### Task requirements
Take each line containing "Très" and report it exactly as written.

### Input data
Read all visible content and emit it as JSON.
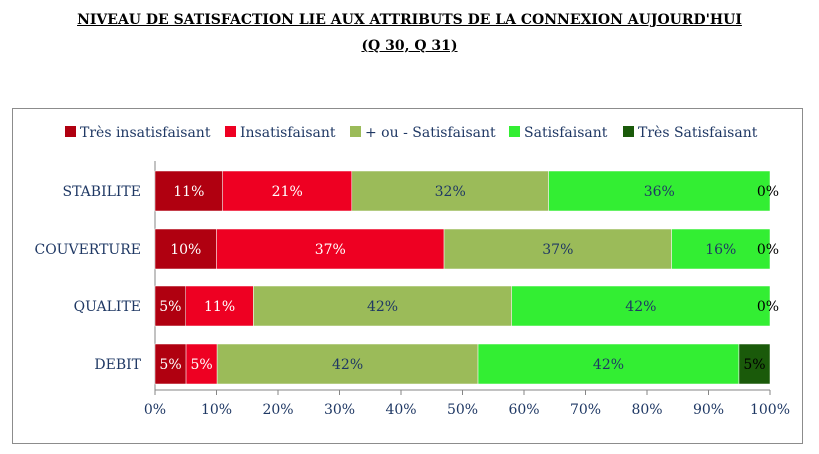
{
  "title": "NIVEAU DE SATISFACTION LIE AUX ATTRIBUTS DE LA CONNEXION AUJOURD'HUI",
  "subtitle": "(Q 30, Q 31)",
  "chart_data": {
    "type": "bar",
    "orientation": "horizontal",
    "stacked": "percent",
    "categories": [
      "STABILITE",
      "COUVERTURE",
      "QUALITE",
      "DEBIT"
    ],
    "series": [
      {
        "name": "Très insatisfaisant",
        "color": "#b00010",
        "values": [
          11,
          10,
          5,
          5
        ],
        "labels": [
          "11%",
          "10%",
          "5%",
          "5%"
        ]
      },
      {
        "name": "Insatisfaisant",
        "color": "#ee0022",
        "values": [
          21,
          37,
          11,
          5
        ],
        "labels": [
          "21%",
          "37%",
          "11%",
          "5%"
        ]
      },
      {
        "name": "+ ou - Satisfaisant",
        "color": "#9bbb59",
        "values": [
          32,
          37,
          42,
          42
        ],
        "labels": [
          "32%",
          "37%",
          "42%",
          "42%"
        ]
      },
      {
        "name": "Satisfaisant",
        "color": "#33ee33",
        "values": [
          36,
          16,
          42,
          42
        ],
        "labels": [
          "36%",
          "16%",
          "42%",
          "42%"
        ]
      },
      {
        "name": "Très Satisfaisant",
        "color": "#1a5a0a",
        "values": [
          0,
          0,
          0,
          5
        ],
        "labels": [
          "0%",
          "0%",
          "0%",
          "5%"
        ]
      }
    ],
    "x_ticks": [
      "0%",
      "10%",
      "20%",
      "30%",
      "40%",
      "50%",
      "60%",
      "70%",
      "80%",
      "90%",
      "100%"
    ],
    "xlim": [
      0,
      100
    ],
    "legend_position": "top",
    "grid": false
  }
}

### Exercise response
        "name": "Très insatisfaisant",
        "name": "Très Satisfaisant",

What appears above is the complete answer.